┌──

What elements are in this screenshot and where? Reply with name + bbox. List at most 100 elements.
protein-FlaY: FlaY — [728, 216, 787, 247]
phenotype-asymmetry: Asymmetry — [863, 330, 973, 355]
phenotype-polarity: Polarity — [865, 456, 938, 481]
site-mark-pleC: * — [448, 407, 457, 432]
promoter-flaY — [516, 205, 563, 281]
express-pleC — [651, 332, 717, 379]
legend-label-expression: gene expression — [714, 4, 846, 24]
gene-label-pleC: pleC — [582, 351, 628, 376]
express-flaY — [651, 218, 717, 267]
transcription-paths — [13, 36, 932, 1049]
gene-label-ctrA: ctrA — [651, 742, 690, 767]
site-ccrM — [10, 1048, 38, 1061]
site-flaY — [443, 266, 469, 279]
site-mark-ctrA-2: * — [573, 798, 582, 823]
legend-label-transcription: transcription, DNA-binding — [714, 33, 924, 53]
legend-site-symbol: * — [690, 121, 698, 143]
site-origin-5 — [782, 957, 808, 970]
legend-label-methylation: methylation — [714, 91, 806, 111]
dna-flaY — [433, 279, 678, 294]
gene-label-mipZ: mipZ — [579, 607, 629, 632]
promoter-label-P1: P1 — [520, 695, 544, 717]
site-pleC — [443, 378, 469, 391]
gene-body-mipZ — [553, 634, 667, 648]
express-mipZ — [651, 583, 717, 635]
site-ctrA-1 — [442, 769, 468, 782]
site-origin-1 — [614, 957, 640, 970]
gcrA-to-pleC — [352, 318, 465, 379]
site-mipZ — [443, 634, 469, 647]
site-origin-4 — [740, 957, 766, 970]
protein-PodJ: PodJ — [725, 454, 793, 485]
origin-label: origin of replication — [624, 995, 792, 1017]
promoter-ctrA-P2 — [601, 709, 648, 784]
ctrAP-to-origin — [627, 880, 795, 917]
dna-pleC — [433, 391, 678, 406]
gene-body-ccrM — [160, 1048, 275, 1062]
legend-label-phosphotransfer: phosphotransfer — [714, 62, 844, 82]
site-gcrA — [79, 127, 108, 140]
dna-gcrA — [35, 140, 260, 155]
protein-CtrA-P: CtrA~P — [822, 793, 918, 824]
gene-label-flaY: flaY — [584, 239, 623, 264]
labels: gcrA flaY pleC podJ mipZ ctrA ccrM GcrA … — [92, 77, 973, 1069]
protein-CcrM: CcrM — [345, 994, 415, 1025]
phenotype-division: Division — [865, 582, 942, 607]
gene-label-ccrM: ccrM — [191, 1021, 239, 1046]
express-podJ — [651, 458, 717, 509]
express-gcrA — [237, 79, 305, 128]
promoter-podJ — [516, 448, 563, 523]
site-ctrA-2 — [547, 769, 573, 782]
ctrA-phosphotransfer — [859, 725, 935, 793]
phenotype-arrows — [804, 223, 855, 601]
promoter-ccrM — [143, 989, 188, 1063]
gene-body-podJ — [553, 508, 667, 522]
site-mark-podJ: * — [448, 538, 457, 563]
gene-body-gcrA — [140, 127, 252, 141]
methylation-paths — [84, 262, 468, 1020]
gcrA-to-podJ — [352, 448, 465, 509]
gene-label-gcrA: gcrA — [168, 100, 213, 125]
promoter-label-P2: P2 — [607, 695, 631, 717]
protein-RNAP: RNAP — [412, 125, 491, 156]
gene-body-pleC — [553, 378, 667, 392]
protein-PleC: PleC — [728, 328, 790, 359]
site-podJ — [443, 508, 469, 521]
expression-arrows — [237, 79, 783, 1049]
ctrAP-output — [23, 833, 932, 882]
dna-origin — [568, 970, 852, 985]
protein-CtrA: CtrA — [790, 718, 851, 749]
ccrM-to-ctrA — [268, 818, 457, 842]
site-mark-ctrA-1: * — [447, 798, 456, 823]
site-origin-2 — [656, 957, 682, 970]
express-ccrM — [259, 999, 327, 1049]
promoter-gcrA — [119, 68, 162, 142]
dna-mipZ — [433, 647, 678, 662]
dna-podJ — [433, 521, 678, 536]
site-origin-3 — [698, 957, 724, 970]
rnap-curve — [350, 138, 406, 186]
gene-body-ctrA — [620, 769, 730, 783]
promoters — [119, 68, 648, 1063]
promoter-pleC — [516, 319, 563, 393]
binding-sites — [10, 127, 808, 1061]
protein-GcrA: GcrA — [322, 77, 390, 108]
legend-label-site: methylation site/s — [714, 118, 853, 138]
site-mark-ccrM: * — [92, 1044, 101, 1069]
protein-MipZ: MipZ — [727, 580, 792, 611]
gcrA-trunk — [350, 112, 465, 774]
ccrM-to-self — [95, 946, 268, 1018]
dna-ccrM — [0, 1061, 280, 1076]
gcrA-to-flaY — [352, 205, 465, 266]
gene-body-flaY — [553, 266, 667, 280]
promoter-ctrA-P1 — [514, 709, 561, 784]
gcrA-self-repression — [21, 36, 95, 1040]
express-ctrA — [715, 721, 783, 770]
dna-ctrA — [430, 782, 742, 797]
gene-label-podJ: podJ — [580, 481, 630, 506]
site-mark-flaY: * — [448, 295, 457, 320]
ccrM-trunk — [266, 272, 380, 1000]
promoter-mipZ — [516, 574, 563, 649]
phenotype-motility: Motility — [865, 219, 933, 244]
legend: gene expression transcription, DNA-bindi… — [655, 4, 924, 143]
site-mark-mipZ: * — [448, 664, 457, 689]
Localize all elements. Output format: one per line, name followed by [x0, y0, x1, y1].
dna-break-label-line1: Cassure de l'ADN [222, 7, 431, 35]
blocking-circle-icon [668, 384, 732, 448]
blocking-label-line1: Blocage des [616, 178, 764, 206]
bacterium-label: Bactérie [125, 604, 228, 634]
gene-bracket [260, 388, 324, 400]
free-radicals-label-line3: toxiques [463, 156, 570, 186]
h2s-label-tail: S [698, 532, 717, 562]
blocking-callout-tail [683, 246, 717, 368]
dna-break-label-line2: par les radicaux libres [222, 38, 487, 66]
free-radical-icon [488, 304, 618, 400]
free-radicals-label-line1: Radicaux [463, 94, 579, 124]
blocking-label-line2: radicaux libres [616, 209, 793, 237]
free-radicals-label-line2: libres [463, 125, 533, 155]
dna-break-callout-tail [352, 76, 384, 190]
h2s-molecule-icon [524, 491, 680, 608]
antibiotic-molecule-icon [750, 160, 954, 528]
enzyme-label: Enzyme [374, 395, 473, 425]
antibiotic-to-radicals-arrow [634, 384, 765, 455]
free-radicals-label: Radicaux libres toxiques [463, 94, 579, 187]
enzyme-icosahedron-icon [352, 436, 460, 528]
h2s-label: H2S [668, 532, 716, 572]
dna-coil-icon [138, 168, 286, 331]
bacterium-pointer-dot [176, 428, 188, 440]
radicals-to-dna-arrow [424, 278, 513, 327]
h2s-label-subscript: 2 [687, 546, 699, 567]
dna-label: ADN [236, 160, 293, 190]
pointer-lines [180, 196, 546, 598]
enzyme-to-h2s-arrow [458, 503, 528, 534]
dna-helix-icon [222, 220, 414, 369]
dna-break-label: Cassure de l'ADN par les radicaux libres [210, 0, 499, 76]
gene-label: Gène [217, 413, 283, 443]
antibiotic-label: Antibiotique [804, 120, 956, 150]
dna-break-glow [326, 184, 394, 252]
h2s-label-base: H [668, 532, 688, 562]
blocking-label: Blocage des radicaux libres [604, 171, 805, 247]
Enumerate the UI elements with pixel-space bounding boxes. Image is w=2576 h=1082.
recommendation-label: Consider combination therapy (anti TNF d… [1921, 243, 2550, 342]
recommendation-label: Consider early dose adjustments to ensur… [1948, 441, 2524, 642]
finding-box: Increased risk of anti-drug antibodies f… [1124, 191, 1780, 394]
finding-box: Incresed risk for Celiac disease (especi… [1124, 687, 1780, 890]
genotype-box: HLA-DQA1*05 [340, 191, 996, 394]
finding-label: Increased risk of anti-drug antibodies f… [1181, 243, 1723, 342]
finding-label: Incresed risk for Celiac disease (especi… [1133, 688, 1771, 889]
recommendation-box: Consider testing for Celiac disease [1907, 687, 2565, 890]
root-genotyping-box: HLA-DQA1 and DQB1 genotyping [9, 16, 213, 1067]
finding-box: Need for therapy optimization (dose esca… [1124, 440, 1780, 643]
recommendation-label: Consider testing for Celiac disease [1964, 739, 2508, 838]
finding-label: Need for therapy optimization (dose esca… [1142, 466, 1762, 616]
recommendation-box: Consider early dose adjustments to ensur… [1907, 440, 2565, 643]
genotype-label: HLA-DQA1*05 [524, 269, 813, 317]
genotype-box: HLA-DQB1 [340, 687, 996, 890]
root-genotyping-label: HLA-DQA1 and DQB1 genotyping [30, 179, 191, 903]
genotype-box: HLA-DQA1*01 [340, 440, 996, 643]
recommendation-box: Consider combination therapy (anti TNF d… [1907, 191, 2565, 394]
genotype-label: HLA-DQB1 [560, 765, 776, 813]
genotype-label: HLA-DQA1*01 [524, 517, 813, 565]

└──

- Task requirements -
Search the data for the string "origin". List each line that has it.

- Answer to this exercise -
site-origin-5 — [782, 957, 808, 970]
site-origin-1 — [614, 957, 640, 970]
site-origin-4 — [740, 957, 766, 970]
origin-label: origin of replication — [624, 995, 792, 1017]
ctrAP-to-origin — [627, 880, 795, 917]
dna-origin — [568, 970, 852, 985]
site-origin-2 — [656, 957, 682, 970]
site-origin-3 — [698, 957, 724, 970]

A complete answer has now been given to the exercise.